**Job**. Give every line of the data again, unchanged, but with no pictures.
··· Recorded data ···
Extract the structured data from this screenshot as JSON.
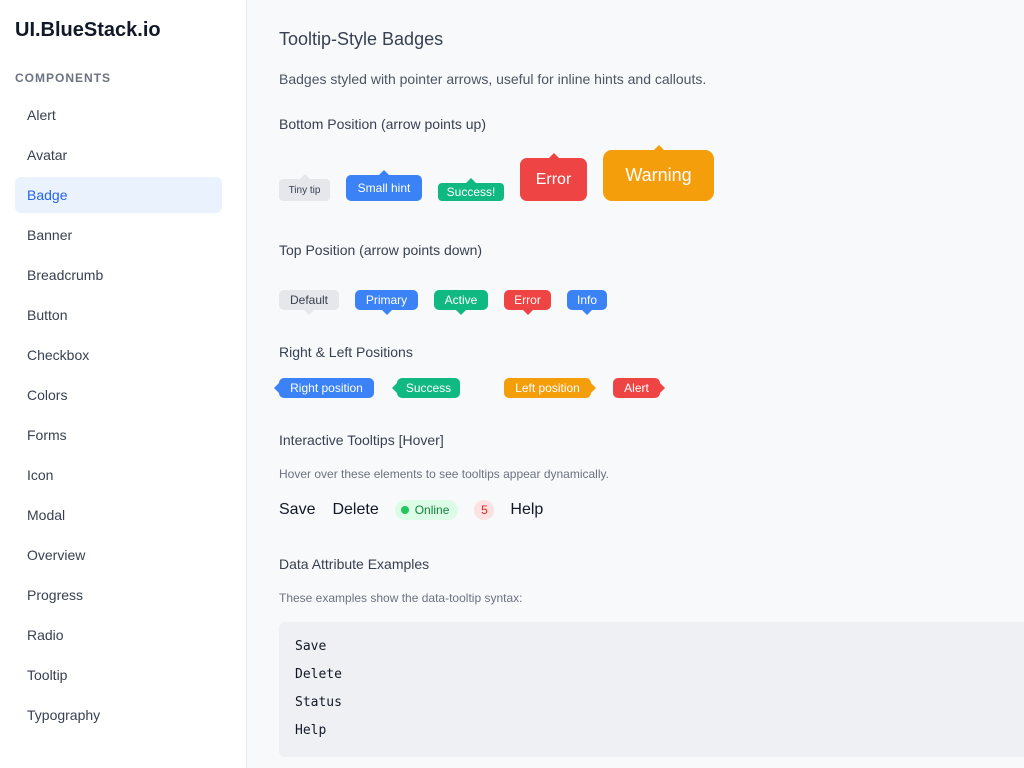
{
  "sidebar": {
    "brand": "UI.BlueStack.io",
    "section_label": "COMPONENTS",
    "items": [
      {
        "label": "Alert"
      },
      {
        "label": "Avatar"
      },
      {
        "label": "Badge"
      },
      {
        "label": "Banner"
      },
      {
        "label": "Breadcrumb"
      },
      {
        "label": "Button"
      },
      {
        "label": "Checkbox"
      },
      {
        "label": "Colors"
      },
      {
        "label": "Forms"
      },
      {
        "label": "Icon"
      },
      {
        "label": "Modal"
      },
      {
        "label": "Overview"
      },
      {
        "label": "Progress"
      },
      {
        "label": "Radio"
      },
      {
        "label": "Tooltip"
      },
      {
        "label": "Typography"
      }
    ],
    "active_item": "Badge"
  },
  "main": {
    "title": "Tooltip-Style Badges",
    "description": "Badges styled with pointer arrows, useful for inline hints and callouts.",
    "bottom_section": {
      "title": "Bottom Position (arrow points up)",
      "badges": [
        {
          "label": "Tiny tip",
          "color": "#e5e7eb"
        },
        {
          "label": "Small hint",
          "color": "#3b82f6"
        },
        {
          "label": "Success!",
          "color": "#10b981"
        },
        {
          "label": "Error",
          "color": "#ef4444"
        },
        {
          "label": "Warning",
          "color": "#f59e0b"
        }
      ]
    },
    "top_section": {
      "title": "Top Position (arrow points down)",
      "badges": [
        {
          "label": "Default",
          "color": "#e5e7eb"
        },
        {
          "label": "Primary",
          "color": "#3b82f6"
        },
        {
          "label": "Active",
          "color": "#10b981"
        },
        {
          "label": "Error",
          "color": "#ef4444"
        },
        {
          "label": "Info",
          "color": "#3b82f6"
        }
      ]
    },
    "side_section": {
      "title": "Right & Left Positions",
      "badges": [
        {
          "label": "Right position",
          "color": "#3b82f6"
        },
        {
          "label": "Success",
          "color": "#10b981"
        },
        {
          "label": "Left position",
          "color": "#f59e0b"
        },
        {
          "label": "Alert",
          "color": "#ef4444"
        }
      ]
    },
    "interactive_section": {
      "title": "Interactive Tooltips [Hover]",
      "note": "Hover over these elements to see tooltips appear dynamically.",
      "save": "Save",
      "delete": "Delete",
      "online": "Online",
      "count": "5",
      "help": "Help"
    },
    "data_attr_section": {
      "title": "Data Attribute Examples",
      "note": "These examples show the data-tooltip syntax:",
      "code_lines": [
        "Save",
        "Delete",
        "Status",
        "Help"
      ]
    }
  }
}
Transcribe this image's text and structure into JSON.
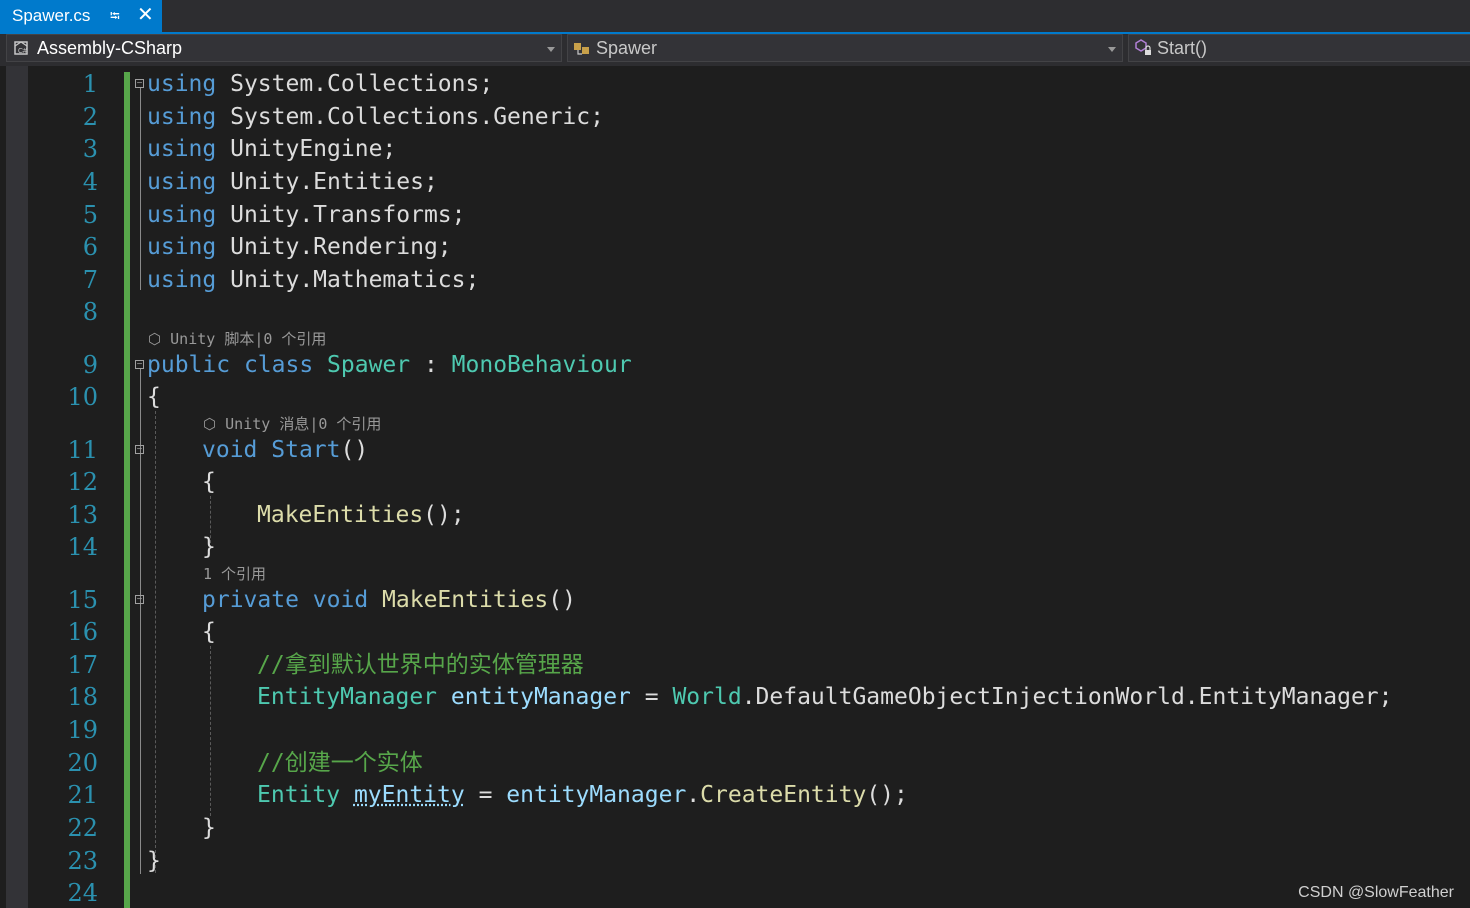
{
  "tab": {
    "title": "Spawer.cs"
  },
  "nav": {
    "project": "Assembly-CSharp",
    "class": "Spawer",
    "member": "Start()"
  },
  "editor": {
    "line_numbers": [
      "1",
      "2",
      "3",
      "4",
      "5",
      "6",
      "7",
      "8",
      "9",
      "10",
      "11",
      "12",
      "13",
      "14",
      "15",
      "16",
      "17",
      "18",
      "19",
      "20",
      "21",
      "22",
      "23",
      "24"
    ],
    "lines": {
      "l1": [
        "using",
        " System.Collections;"
      ],
      "l2": [
        "using",
        " System.Collections.Generic;"
      ],
      "l3": [
        "using",
        " UnityEngine;"
      ],
      "l4": [
        "using",
        " Unity.Entities;"
      ],
      "l5": [
        "using",
        " Unity.Transforms;"
      ],
      "l6": [
        "using",
        " Unity.Rendering;"
      ],
      "l7": [
        "using",
        " Unity.Mathematics;"
      ],
      "l9": [
        "public",
        " class ",
        "Spawer",
        " : ",
        "MonoBehaviour"
      ],
      "l10": [
        "{"
      ],
      "l11": [
        "void",
        " ",
        "Start",
        "()"
      ],
      "l12": [
        "{"
      ],
      "l13": [
        "MakeEntities",
        "();"
      ],
      "l14": [
        "}"
      ],
      "l15": [
        "private",
        " ",
        "void",
        " ",
        "MakeEntities",
        "()"
      ],
      "l16": [
        "{"
      ],
      "l17": [
        "//拿到默认世界中的实体管理器"
      ],
      "l18": [
        "EntityManager",
        " ",
        "entityManager",
        " = ",
        "World",
        ".DefaultGameObjectInjectionWorld.EntityManager;"
      ],
      "l20": [
        "//创建一个实体"
      ],
      "l21": [
        "Entity",
        " ",
        "myEntity",
        " = ",
        "entityManager",
        ".",
        "CreateEntity",
        "();"
      ],
      "l22": [
        "}"
      ],
      "l23": [
        "}"
      ]
    },
    "codelens": {
      "class_lens": "Unity 脚本|0 个引用",
      "start_lens": "Unity 消息|0 个引用",
      "make_lens": "1 个引用"
    }
  },
  "watermark": "CSDN @SlowFeather",
  "colors": {
    "background": "#1e1e1e",
    "keyword": "#569cd6",
    "type": "#4ec9b0",
    "method": "#dcdcaa",
    "comment": "#57a64a",
    "line_number": "#2b91af",
    "accent": "#007acc"
  }
}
···
**Reply**.
Extract the structured data from this screenshot as JSON.
{
  "sidebar": {
    "brand": "UI.BlueStack.io",
    "section_label": "COMPONENTS",
    "items": [
      {
        "label": "Alert"
      },
      {
        "label": "Avatar"
      },
      {
        "label": "Badge"
      },
      {
        "label": "Banner"
      },
      {
        "label": "Breadcrumb"
      },
      {
        "label": "Button"
      },
      {
        "label": "Checkbox"
      },
      {
        "label": "Colors"
      },
      {
        "label": "Forms"
      },
      {
        "label": "Icon"
      },
      {
        "label": "Modal"
      },
      {
        "label": "Overview"
      },
      {
        "label": "Progress"
      },
      {
        "label": "Radio"
      },
      {
        "label": "Tooltip"
      },
      {
        "label": "Typography"
      }
    ],
    "active_item": "Badge"
  },
  "main": {
    "title": "Tooltip-Style Badges",
    "description": "Badges styled with pointer arrows, useful for inline hints and callouts.",
    "bottom_section": {
      "title": "Bottom Position (arrow points up)",
      "badges": [
        {
          "label": "Tiny tip",
          "color": "#e5e7eb"
        },
        {
          "label": "Small hint",
          "color": "#3b82f6"
        },
        {
          "label": "Success!",
          "color": "#10b981"
        },
        {
          "label": "Error",
          "color": "#ef4444"
        },
        {
          "label": "Warning",
          "color": "#f59e0b"
        }
      ]
    },
    "top_section": {
      "title": "Top Position (arrow points down)",
      "badges": [
        {
          "label": "Default",
          "color": "#e5e7eb"
        },
        {
          "label": "Primary",
          "color": "#3b82f6"
        },
        {
          "label": "Active",
          "color": "#10b981"
        },
        {
          "label": "Error",
          "color": "#ef4444"
        },
        {
          "label": "Info",
          "color": "#3b82f6"
        }
      ]
    },
    "side_section": {
      "title": "Right & Left Positions",
      "badges": [
        {
          "label": "Right position",
          "color": "#3b82f6"
        },
        {
          "label": "Success",
          "color": "#10b981"
        },
        {
          "label": "Left position",
          "color": "#f59e0b"
        },
        {
          "label": "Alert",
          "color": "#ef4444"
        }
      ]
    },
    "interactive_section": {
      "title": "Interactive Tooltips [Hover]",
      "note": "Hover over these elements to see tooltips appear dynamically.",
      "save": "Save",
      "delete": "Delete",
      "online": "Online",
      "count": "5",
      "help": "Help"
    },
    "data_attr_section": {
      "title": "Data Attribute Examples",
      "note": "These examples show the data-tooltip syntax:",
      "code_lines": [
        "Save",
        "Delete",
        "Status",
        "Help"
      ]
    }
  }
}
Transcribe this image's text and structure into JSON.
{
  "tab": {
    "title": "Spawer.cs"
  },
  "nav": {
    "project": "Assembly-CSharp",
    "class": "Spawer",
    "member": "Start()"
  },
  "editor": {
    "line_numbers": [
      "1",
      "2",
      "3",
      "4",
      "5",
      "6",
      "7",
      "8",
      "9",
      "10",
      "11",
      "12",
      "13",
      "14",
      "15",
      "16",
      "17",
      "18",
      "19",
      "20",
      "21",
      "22",
      "23",
      "24"
    ],
    "lines": {
      "l1": [
        "using",
        " System.Collections;"
      ],
      "l2": [
        "using",
        " System.Collections.Generic;"
      ],
      "l3": [
        "using",
        " UnityEngine;"
      ],
      "l4": [
        "using",
        " Unity.Entities;"
      ],
      "l5": [
        "using",
        " Unity.Transforms;"
      ],
      "l6": [
        "using",
        " Unity.Rendering;"
      ],
      "l7": [
        "using",
        " Unity.Mathematics;"
      ],
      "l9": [
        "public",
        " class ",
        "Spawer",
        " : ",
        "MonoBehaviour"
      ],
      "l10": [
        "{"
      ],
      "l11": [
        "void",
        " ",
        "Start",
        "()"
      ],
      "l12": [
        "{"
      ],
      "l13": [
        "MakeEntities",
        "();"
      ],
      "l14": [
        "}"
      ],
      "l15": [
        "private",
        " ",
        "void",
        " ",
        "MakeEntities",
        "()"
      ],
      "l16": [
        "{"
      ],
      "l17": [
        "//拿到默认世界中的实体管理器"
      ],
      "l18": [
        "EntityManager",
        " ",
        "entityManager",
        " = ",
        "World",
        ".DefaultGameObjectInjectionWorld.EntityManager;"
      ],
      "l20": [
        "//创建一个实体"
      ],
      "l21": [
        "Entity",
        " ",
        "myEntity",
        " = ",
        "entityManager",
        ".",
        "CreateEntity",
        "();"
      ],
      "l22": [
        "}"
      ],
      "l23": [
        "}"
      ]
    },
    "codelens": {
      "class_lens": "Unity 脚本|0 个引用",
      "start_lens": "Unity 消息|0 个引用",
      "make_lens": "1 个引用"
    }
  },
  "watermark": "CSDN @SlowFeather",
  "colors": {
    "background": "#1e1e1e",
    "keyword": "#569cd6",
    "type": "#4ec9b0",
    "method": "#dcdcaa",
    "comment": "#57a64a",
    "line_number": "#2b91af",
    "accent": "#007acc"
  }
}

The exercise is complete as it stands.